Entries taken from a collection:
Start

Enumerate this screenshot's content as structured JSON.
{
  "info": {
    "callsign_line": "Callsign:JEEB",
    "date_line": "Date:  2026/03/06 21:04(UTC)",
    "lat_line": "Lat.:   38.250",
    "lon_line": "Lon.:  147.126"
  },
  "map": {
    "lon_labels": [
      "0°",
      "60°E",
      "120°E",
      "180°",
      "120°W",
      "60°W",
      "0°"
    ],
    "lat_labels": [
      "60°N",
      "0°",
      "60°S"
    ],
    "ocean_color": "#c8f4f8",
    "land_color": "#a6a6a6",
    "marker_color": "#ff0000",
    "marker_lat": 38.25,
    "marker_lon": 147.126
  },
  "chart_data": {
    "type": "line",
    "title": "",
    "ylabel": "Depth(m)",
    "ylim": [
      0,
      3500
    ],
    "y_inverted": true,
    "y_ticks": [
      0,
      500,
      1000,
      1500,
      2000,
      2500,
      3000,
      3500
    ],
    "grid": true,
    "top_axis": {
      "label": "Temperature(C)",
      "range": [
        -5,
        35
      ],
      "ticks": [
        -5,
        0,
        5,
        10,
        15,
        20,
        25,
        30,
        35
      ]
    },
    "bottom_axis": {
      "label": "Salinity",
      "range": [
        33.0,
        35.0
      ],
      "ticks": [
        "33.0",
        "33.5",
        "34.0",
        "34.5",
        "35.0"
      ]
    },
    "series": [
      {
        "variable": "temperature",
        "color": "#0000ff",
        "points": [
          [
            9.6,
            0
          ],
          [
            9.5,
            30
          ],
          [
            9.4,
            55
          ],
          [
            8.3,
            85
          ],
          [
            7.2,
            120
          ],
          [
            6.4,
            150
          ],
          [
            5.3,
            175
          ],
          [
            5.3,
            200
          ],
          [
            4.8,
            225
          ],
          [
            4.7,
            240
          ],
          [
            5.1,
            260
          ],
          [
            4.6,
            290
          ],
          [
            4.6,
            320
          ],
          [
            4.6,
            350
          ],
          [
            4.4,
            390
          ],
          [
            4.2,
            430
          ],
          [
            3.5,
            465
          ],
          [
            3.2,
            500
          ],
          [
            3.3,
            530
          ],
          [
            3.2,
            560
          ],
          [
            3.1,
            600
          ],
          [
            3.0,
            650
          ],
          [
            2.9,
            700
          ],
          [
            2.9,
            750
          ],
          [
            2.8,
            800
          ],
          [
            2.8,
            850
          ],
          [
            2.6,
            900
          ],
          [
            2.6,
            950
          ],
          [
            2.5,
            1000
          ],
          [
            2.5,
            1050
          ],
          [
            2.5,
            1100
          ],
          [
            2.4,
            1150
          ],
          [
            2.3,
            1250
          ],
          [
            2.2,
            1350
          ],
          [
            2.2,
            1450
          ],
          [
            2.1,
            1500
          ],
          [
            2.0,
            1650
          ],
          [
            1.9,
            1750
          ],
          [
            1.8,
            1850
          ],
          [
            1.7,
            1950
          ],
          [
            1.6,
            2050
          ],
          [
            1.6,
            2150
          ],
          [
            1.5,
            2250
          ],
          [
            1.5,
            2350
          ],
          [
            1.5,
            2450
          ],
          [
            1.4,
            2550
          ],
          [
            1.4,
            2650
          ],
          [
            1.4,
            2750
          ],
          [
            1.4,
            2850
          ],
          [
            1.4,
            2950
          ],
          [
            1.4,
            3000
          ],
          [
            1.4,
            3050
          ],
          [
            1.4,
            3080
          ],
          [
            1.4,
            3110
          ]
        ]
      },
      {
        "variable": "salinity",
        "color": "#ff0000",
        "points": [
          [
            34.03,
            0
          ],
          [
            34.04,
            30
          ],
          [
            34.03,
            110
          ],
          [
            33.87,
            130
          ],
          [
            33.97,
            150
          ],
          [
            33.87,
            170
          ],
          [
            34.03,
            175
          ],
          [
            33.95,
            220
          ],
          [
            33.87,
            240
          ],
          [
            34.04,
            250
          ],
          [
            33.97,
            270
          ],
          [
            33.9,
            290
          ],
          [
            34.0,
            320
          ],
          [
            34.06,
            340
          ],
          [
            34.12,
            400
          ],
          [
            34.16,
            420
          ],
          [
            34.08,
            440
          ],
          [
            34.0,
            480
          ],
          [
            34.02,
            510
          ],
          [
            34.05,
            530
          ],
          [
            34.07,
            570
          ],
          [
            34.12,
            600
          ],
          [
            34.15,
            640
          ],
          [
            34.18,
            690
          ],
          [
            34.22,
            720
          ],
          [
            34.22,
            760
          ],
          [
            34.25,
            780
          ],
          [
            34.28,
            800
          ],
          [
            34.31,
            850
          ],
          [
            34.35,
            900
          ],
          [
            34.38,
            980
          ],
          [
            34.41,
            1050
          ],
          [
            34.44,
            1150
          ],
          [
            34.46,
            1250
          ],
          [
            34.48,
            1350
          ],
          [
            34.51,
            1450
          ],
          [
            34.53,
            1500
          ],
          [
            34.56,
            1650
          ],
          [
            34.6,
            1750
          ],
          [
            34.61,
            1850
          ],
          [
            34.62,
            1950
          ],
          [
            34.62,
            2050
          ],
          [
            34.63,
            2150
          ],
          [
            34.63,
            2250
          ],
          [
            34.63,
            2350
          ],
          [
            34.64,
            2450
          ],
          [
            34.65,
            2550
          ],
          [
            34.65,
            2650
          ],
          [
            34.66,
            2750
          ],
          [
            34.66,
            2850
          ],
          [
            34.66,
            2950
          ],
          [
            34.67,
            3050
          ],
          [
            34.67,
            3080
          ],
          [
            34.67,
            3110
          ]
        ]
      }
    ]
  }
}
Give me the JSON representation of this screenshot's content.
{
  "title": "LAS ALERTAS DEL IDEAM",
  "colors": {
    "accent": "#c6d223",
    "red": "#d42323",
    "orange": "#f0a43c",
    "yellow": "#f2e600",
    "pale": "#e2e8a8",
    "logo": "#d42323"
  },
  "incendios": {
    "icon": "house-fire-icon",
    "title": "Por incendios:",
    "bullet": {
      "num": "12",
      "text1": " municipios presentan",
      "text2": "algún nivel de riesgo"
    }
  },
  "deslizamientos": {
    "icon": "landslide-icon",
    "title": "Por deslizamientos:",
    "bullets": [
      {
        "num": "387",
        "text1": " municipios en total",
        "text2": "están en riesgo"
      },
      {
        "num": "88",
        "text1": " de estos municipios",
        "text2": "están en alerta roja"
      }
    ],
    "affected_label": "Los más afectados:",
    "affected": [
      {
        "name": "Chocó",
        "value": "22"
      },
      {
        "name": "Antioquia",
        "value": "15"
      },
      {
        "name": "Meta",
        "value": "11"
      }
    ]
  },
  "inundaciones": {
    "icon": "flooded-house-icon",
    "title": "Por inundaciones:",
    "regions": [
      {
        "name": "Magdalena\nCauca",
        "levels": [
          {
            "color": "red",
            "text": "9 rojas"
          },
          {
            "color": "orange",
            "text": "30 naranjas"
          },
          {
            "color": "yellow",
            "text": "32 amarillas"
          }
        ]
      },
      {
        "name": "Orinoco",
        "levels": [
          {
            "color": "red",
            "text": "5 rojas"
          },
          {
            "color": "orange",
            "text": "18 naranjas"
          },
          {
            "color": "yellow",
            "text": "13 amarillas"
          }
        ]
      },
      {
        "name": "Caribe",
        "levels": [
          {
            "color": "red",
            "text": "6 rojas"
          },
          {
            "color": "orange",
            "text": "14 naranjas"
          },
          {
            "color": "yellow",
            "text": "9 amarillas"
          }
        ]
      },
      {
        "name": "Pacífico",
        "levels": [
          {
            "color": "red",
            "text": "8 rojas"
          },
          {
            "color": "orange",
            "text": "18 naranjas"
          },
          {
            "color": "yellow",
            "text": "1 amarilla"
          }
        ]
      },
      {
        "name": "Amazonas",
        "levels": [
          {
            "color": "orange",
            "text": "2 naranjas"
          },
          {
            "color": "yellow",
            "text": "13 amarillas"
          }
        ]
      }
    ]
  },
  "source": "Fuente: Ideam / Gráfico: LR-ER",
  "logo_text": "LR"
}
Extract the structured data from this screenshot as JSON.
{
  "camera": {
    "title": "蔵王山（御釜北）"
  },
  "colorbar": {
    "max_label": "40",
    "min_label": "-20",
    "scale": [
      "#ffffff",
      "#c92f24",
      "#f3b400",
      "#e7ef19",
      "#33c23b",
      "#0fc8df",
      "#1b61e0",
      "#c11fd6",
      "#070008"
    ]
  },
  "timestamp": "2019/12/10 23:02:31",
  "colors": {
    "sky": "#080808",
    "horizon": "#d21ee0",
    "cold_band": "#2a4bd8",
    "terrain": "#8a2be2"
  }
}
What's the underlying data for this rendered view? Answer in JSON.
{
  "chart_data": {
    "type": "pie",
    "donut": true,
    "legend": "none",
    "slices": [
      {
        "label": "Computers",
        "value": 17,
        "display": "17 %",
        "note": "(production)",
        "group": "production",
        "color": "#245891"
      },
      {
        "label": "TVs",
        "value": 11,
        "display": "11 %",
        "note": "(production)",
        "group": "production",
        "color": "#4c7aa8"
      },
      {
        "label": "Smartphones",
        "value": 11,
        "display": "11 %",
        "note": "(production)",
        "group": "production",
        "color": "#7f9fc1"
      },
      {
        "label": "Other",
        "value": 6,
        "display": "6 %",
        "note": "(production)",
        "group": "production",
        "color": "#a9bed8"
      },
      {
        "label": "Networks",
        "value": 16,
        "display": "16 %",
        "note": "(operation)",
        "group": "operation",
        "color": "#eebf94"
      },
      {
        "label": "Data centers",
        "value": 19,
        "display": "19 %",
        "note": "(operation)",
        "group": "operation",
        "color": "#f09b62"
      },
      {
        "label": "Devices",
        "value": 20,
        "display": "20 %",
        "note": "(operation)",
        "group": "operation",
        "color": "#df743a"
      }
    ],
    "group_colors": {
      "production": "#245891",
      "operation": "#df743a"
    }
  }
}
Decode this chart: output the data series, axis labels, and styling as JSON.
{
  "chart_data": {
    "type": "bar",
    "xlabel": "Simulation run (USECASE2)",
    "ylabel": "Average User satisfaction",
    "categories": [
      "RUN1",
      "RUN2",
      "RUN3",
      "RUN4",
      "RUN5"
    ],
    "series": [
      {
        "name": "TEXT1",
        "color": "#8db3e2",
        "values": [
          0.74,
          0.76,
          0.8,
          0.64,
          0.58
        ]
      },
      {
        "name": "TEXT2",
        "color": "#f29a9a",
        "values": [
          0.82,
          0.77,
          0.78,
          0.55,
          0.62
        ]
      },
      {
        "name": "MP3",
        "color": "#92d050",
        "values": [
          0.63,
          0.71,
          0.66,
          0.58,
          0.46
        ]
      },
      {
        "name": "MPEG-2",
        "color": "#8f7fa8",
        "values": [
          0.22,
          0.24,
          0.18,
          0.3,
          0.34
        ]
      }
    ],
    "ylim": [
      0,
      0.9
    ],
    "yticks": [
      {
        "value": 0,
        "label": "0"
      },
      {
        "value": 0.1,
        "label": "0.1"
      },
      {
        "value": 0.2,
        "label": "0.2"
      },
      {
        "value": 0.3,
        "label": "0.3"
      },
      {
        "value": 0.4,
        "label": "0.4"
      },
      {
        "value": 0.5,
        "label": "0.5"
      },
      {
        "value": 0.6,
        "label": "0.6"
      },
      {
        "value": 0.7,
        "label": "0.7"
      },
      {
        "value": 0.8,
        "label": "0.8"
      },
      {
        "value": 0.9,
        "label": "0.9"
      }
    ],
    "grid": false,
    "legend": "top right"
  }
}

End

- [EXERCISE AIM] Extract all lines of the records above that include "riesgo".

- [FINISHED ANSWER]
      "text2": "algún nivel de riesgo"
        "text2": "están en riesgo"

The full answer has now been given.